## WHAT IS REQUIRED
In the listing below, find every line with the string "百花社区" and pull it out.

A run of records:
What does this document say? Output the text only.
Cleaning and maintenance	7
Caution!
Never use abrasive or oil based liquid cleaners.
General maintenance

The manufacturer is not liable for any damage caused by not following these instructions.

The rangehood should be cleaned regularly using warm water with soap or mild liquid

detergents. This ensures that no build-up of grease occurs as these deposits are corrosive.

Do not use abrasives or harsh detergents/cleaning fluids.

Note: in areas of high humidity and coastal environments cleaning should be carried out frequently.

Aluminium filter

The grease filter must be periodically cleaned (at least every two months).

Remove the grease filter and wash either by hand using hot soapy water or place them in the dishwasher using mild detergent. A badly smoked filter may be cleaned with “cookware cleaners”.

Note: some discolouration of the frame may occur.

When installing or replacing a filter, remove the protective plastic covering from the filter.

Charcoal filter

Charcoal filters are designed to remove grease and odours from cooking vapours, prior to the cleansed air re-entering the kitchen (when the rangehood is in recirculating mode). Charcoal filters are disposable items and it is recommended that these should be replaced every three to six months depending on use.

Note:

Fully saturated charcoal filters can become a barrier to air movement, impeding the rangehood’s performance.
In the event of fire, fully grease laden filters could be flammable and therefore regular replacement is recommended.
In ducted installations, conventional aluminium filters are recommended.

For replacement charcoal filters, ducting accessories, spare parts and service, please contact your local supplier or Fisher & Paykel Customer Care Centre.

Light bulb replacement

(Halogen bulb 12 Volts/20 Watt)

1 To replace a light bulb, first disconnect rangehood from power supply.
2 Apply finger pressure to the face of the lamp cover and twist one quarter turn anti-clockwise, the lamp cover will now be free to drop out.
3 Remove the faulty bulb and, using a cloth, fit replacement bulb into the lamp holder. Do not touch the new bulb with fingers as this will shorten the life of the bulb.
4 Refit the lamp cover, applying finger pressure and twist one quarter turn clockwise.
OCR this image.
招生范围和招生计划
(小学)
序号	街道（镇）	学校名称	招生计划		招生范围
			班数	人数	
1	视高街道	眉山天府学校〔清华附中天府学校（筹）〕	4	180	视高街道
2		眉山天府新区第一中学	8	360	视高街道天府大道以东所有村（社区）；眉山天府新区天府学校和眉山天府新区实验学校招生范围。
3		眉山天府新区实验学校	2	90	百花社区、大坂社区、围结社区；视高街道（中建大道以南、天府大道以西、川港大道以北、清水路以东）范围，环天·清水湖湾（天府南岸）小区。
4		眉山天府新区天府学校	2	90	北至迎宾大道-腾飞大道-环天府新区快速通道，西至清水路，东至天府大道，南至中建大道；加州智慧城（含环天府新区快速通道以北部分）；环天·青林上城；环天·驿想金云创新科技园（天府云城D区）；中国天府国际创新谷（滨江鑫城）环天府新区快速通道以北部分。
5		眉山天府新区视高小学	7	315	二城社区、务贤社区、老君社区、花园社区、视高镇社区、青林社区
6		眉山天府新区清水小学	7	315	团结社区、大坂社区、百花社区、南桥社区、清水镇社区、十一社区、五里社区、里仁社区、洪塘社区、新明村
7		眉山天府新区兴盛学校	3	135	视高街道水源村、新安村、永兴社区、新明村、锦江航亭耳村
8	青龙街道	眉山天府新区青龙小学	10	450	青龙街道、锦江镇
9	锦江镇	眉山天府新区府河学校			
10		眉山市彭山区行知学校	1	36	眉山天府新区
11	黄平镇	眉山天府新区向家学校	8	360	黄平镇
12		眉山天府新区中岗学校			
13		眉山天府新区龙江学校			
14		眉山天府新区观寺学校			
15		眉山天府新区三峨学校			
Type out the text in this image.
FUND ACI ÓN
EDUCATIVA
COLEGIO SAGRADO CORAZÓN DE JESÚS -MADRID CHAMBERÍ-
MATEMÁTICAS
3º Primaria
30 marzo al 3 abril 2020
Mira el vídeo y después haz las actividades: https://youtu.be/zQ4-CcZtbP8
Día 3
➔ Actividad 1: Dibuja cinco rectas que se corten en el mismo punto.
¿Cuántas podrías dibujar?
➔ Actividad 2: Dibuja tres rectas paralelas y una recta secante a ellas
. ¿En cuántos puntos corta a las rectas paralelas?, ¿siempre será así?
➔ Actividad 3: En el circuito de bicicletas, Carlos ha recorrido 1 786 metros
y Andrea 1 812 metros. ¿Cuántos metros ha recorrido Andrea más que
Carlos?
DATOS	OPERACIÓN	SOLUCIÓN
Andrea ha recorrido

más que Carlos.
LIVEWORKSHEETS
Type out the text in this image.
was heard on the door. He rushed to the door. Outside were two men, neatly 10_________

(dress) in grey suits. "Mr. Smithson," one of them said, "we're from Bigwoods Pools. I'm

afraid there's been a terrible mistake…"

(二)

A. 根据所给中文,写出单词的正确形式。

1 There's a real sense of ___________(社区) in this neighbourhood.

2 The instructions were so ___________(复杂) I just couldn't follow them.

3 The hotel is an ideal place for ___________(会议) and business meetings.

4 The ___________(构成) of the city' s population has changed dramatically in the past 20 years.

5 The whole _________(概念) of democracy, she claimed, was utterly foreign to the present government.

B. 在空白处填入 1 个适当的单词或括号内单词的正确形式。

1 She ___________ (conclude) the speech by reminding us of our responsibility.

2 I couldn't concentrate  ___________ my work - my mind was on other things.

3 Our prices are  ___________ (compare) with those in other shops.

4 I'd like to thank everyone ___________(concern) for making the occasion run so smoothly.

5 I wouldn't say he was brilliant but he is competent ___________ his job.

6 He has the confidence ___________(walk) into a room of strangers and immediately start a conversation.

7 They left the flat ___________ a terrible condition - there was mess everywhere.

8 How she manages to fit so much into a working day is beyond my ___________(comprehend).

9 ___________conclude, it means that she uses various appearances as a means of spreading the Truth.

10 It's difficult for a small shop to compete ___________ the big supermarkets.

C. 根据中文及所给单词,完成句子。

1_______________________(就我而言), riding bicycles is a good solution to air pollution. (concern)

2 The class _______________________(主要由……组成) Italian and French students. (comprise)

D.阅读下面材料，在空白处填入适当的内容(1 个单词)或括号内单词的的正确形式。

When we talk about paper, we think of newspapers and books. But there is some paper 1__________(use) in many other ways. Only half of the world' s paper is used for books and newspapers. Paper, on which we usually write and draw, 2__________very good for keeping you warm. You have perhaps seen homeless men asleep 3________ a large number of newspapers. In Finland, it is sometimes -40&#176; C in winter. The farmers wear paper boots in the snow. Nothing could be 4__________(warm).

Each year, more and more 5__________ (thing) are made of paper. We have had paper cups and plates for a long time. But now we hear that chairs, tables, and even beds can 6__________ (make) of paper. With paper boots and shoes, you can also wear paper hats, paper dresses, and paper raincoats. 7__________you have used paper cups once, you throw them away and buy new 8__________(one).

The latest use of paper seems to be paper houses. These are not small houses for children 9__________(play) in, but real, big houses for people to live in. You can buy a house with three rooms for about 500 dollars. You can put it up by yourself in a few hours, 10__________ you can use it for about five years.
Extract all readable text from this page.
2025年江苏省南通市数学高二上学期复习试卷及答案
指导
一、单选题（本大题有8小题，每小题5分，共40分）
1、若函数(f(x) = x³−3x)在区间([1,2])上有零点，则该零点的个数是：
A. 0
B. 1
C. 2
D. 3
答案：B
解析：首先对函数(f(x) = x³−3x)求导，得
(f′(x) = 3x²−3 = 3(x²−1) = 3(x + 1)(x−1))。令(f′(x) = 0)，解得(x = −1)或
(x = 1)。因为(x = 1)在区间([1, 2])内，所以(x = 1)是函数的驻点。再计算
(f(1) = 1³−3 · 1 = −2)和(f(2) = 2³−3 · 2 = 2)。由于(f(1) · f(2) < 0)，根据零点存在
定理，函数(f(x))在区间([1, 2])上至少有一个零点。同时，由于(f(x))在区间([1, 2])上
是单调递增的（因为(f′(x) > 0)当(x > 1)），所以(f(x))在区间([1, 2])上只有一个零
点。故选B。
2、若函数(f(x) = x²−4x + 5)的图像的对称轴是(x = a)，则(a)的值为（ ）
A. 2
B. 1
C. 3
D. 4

## EXERCISE RESULT
3		眉山天府新区实验学校	2	90	百花社区、大坂社区、围结社区；视高街道（中建大道以南、天府大道以西、川港大道以北、清水路以东）范围，环天·清水湖湾（天府南岸）小区。
6		眉山天府新区清水小学	7	315	团结社区、大坂社区、百花社区、南桥社区、清水镇社区、十一社区、五里社区、里仁社区、洪塘社区、新明村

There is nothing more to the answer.